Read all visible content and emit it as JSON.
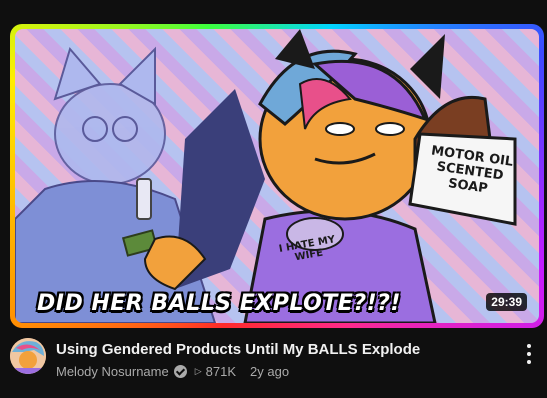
{
  "video": {
    "thumbnail_caption": "DID HER BALLS EXPLOTE?!?!",
    "soap_label": "MOTOR OIL SCENTED SOAP",
    "shirt_text": "I HATE MY WIFE",
    "duration": "29:39",
    "title": "Using Gendered Products Until My BALLS Explode",
    "channel": "Melody Nosurname",
    "views": "871K",
    "age": "2y ago"
  },
  "icons": {
    "verified": "verified-check-icon",
    "views": "play-triangle-icon",
    "menu": "more-vert-icon"
  },
  "colors": {
    "background": "#0f0f0f",
    "title_text": "#f1f1f1",
    "meta_text": "#aaaaaa"
  }
}
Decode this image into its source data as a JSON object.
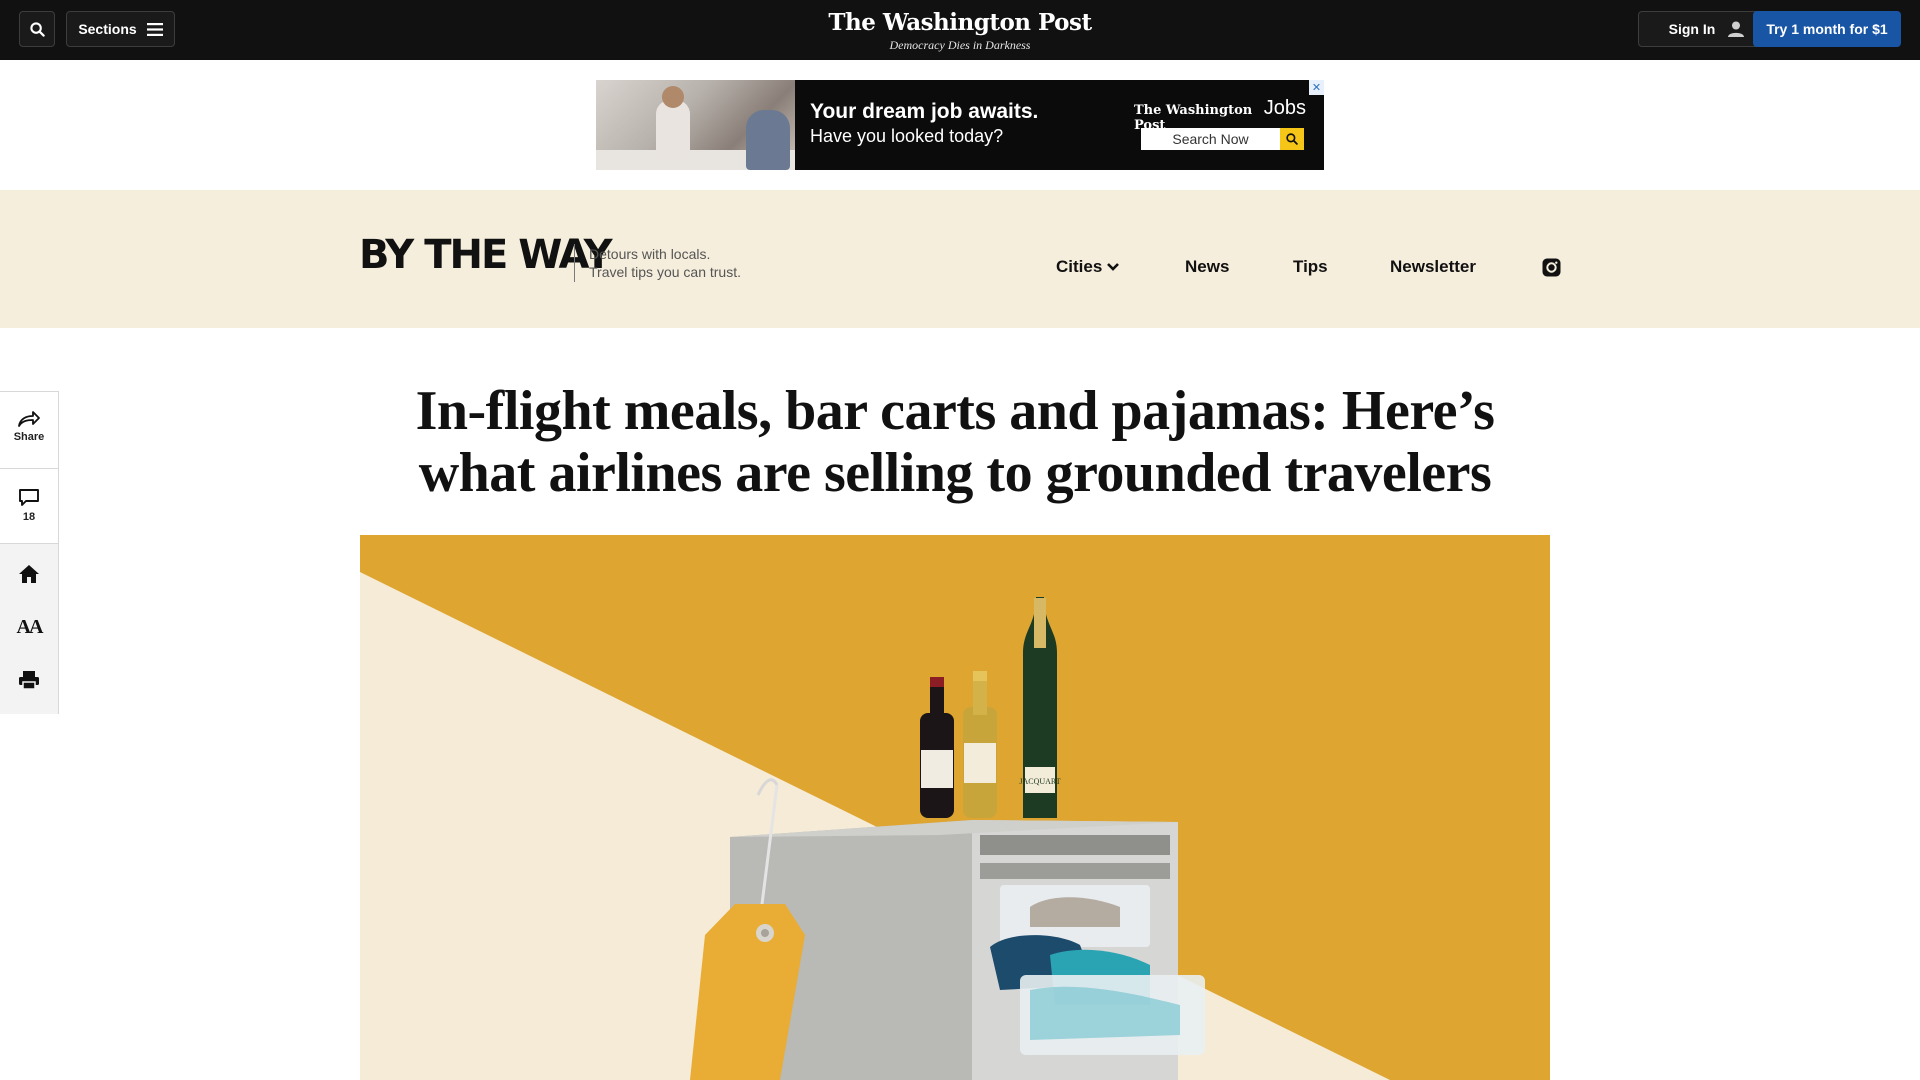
{
  "topbar": {
    "sections_label": "Sections",
    "signin_label": "Sign In",
    "try_label": "Try 1 month for $1",
    "logo": "The Washington Post",
    "tagline": "Democracy Dies in Darkness",
    "icons": [
      "search-icon",
      "hamburger-icon",
      "user-icon"
    ]
  },
  "ad": {
    "headline": "Your dream job awaits.",
    "subline": "Have you looked today?",
    "brand": "The Washington Post",
    "brand_suffix": "Jobs",
    "search_label": "Search Now",
    "close_glyph": "✕"
  },
  "section_band": {
    "logo": "BY THE WAY",
    "tagline_1": "Detours with locals.",
    "tagline_2": "Travel tips you can trust.",
    "nav": [
      "Cities",
      "News",
      "Tips",
      "Newsletter"
    ],
    "background": "#f6eedd"
  },
  "rail": {
    "share_label": "Share",
    "comments_count": "18",
    "text_size_glyph": "AA"
  },
  "article": {
    "headline": "In-flight meals, bar carts and pajamas: Here’s what airlines are selling to grounded travelers"
  },
  "hero": {
    "background": "#dea530",
    "cream": "#f5ebd6",
    "champagne_label": "JACQUART",
    "colors": {
      "cart": "#b9b9b6",
      "tag": "#e9ac35"
    }
  }
}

____________________

▶ Exercise aim
Say, as a single number and nothing more, how many lines of the entries contain the word "headline".

▶ Correct result
2